### Listed entries:

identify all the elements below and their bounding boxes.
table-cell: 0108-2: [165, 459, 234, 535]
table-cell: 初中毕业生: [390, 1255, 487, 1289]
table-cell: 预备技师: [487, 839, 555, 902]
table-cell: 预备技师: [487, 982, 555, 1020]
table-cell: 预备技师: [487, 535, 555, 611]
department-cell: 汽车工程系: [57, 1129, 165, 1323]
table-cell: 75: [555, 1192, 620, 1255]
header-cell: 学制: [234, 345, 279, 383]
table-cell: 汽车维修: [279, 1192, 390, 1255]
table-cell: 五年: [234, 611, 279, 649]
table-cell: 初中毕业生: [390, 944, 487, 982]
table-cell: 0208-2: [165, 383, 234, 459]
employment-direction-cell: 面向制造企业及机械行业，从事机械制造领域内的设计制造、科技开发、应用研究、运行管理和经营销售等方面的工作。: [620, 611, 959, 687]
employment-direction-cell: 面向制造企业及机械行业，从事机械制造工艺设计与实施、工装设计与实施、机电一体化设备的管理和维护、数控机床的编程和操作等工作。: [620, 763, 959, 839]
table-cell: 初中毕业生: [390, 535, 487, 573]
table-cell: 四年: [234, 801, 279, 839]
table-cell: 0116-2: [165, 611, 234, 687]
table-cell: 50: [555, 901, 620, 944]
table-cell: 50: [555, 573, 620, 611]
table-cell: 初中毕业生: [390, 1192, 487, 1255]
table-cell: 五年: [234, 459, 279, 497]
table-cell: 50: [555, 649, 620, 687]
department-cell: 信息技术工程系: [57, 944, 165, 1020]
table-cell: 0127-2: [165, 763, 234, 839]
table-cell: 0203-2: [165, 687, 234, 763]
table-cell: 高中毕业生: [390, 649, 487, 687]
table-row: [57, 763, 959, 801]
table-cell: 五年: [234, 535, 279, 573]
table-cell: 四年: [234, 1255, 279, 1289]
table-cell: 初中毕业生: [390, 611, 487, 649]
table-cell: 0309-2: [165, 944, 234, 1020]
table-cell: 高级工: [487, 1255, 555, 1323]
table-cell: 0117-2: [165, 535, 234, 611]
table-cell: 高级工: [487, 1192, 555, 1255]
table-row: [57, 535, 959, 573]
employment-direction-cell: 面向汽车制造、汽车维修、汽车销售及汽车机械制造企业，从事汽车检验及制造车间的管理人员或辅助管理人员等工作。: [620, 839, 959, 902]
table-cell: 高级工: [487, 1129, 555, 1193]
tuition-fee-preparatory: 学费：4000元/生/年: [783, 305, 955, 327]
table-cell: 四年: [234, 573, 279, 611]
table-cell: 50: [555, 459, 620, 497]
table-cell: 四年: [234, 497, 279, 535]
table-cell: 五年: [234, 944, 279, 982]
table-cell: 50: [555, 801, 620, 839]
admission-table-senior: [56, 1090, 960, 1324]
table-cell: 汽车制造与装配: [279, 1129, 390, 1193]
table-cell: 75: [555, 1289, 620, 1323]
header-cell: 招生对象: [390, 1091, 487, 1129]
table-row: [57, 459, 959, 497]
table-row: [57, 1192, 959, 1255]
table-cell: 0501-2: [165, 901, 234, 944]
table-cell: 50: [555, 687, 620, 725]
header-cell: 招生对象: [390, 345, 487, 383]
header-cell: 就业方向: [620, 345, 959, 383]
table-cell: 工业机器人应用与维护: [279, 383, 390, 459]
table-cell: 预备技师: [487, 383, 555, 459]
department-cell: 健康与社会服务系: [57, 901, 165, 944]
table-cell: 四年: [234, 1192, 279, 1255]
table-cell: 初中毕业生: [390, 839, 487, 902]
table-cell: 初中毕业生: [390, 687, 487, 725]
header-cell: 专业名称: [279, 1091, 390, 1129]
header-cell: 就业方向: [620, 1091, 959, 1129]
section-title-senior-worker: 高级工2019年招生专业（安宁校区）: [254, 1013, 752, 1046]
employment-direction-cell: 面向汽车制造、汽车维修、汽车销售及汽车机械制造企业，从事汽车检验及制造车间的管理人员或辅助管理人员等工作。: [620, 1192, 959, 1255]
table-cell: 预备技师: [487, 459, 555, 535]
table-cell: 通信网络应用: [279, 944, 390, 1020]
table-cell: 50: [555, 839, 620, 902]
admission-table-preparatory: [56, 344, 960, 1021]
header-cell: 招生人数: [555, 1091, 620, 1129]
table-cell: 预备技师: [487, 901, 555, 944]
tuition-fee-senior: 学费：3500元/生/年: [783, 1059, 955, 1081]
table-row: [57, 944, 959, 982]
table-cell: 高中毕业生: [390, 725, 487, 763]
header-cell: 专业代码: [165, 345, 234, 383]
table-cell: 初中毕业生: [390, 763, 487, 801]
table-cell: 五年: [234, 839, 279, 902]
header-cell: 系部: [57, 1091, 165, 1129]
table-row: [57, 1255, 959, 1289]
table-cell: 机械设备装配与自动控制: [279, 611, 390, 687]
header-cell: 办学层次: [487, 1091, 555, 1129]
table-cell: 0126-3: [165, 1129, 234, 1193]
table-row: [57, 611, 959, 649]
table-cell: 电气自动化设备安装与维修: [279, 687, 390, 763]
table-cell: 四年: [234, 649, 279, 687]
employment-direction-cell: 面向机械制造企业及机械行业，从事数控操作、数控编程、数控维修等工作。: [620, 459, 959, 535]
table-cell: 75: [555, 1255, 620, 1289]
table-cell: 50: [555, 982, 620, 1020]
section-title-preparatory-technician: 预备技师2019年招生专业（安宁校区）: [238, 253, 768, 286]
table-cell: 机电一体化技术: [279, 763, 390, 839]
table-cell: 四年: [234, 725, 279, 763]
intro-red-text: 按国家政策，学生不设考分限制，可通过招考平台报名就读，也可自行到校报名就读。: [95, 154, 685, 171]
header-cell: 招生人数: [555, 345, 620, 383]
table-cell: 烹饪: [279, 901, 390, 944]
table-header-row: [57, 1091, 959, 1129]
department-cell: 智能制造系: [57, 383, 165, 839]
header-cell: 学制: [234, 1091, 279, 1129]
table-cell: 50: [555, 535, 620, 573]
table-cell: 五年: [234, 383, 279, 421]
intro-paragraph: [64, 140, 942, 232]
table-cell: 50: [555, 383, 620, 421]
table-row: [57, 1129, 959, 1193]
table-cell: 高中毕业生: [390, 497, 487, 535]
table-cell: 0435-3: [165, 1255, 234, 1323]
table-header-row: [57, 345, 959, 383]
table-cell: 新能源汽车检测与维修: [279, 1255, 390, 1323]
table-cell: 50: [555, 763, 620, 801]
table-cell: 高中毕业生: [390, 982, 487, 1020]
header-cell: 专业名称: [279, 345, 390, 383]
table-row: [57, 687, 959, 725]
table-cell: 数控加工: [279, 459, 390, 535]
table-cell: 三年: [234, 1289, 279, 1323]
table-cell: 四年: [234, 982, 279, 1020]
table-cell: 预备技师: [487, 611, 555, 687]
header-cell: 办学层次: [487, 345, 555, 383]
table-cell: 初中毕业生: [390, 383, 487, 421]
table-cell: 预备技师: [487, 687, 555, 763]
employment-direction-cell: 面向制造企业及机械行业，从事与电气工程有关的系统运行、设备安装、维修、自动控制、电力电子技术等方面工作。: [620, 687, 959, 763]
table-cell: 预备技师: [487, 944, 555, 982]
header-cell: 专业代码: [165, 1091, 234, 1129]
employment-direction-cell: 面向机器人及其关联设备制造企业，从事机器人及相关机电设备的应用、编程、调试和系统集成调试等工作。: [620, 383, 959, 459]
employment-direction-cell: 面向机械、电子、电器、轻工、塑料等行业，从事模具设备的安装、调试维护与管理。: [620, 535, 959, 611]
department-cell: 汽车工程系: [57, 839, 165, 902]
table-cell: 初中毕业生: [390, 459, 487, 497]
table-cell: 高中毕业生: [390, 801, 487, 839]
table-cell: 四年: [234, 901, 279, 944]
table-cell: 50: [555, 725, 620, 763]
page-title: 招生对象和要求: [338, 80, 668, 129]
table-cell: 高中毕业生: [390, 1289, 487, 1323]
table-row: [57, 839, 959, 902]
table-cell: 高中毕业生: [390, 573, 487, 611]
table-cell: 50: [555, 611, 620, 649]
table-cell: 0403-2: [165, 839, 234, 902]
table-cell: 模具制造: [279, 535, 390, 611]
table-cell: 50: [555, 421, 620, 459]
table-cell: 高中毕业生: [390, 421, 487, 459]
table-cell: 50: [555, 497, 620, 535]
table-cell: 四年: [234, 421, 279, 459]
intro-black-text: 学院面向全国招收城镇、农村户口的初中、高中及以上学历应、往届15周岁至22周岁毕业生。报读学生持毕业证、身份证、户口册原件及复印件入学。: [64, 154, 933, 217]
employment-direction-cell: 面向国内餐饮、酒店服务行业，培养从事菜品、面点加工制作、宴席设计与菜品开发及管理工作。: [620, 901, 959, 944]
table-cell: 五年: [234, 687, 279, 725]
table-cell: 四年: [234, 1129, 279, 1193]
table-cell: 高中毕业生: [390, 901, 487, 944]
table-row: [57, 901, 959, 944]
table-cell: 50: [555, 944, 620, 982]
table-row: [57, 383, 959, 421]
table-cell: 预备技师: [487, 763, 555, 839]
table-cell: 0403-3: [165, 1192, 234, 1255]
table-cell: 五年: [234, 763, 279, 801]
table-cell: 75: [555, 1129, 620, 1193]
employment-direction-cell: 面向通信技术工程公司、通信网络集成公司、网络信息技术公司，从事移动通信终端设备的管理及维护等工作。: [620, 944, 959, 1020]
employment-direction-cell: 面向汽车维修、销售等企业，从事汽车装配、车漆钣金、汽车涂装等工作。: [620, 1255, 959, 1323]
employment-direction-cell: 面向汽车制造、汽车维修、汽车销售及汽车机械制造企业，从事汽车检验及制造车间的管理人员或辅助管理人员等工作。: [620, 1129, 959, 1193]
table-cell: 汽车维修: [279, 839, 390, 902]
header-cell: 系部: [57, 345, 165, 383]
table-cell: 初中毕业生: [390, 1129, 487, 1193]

### Task brief:
Give every line of the items above, from the first one through the line containing "table-cell: 0309-2: [165, 944, 234, 1020]", as a numbered list with blank lines left out.

### Problem solution:
1. identify all the elements below and their bounding boxes.
2. table-cell: 0108-2: [165, 459, 234, 535]
3. table-cell: 初中毕业生: [390, 1255, 487, 1289]
4. table-cell: 预备技师: [487, 839, 555, 902]
5. table-cell: 预备技师: [487, 982, 555, 1020]
6. table-cell: 预备技师: [487, 535, 555, 611]
7. department-cell: 汽车工程系: [57, 1129, 165, 1323]
8. table-cell: 75: [555, 1192, 620, 1255]
9. header-cell: 学制: [234, 345, 279, 383]
10. table-cell: 汽车维修: [279, 1192, 390, 1255]
11. table-cell: 五年: [234, 611, 279, 649]
12. table-cell: 初中毕业生: [390, 944, 487, 982]
13. table-cell: 0208-2: [165, 383, 234, 459]
14. employment-direction-cell: 面向制造企业及机械行业，从事机械制造领域内的设计制造、科技开发、应用研究、运行管理和经营销售等方面的工作。: [620, 611, 959, 687]
15. employment-direction-cell: 面向制造企业及机械行业，从事机械制造工艺设计与实施、工装设计与实施、机电一体化设备的管理和维护、数控机床的编程和操作等工作。: [620, 763, 959, 839]
16. table-cell: 初中毕业生: [390, 535, 487, 573]
17. table-cell: 四年: [234, 801, 279, 839]
18. table-cell: 0116-2: [165, 611, 234, 687]
19. table-cell: 50: [555, 901, 620, 944]
20. table-cell: 50: [555, 573, 620, 611]
21. table-cell: 初中毕业生: [390, 1192, 487, 1255]
22. table-cell: 五年: [234, 459, 279, 497]
23. table-cell: 50: [555, 649, 620, 687]
24. department-cell: 信息技术工程系: [57, 944, 165, 1020]
25. table-cell: 0127-2: [165, 763, 234, 839]
26. table-cell: 0203-2: [165, 687, 234, 763]
27. table-cell: 高中毕业生: [390, 649, 487, 687]
28. table-row: [57, 763, 959, 801]
29. table-cell: 五年: [234, 535, 279, 573]
30. table-cell: 四年: [234, 1255, 279, 1289]
31. table-cell: 初中毕业生: [390, 611, 487, 649]
32. table-cell: 0309-2: [165, 944, 234, 1020]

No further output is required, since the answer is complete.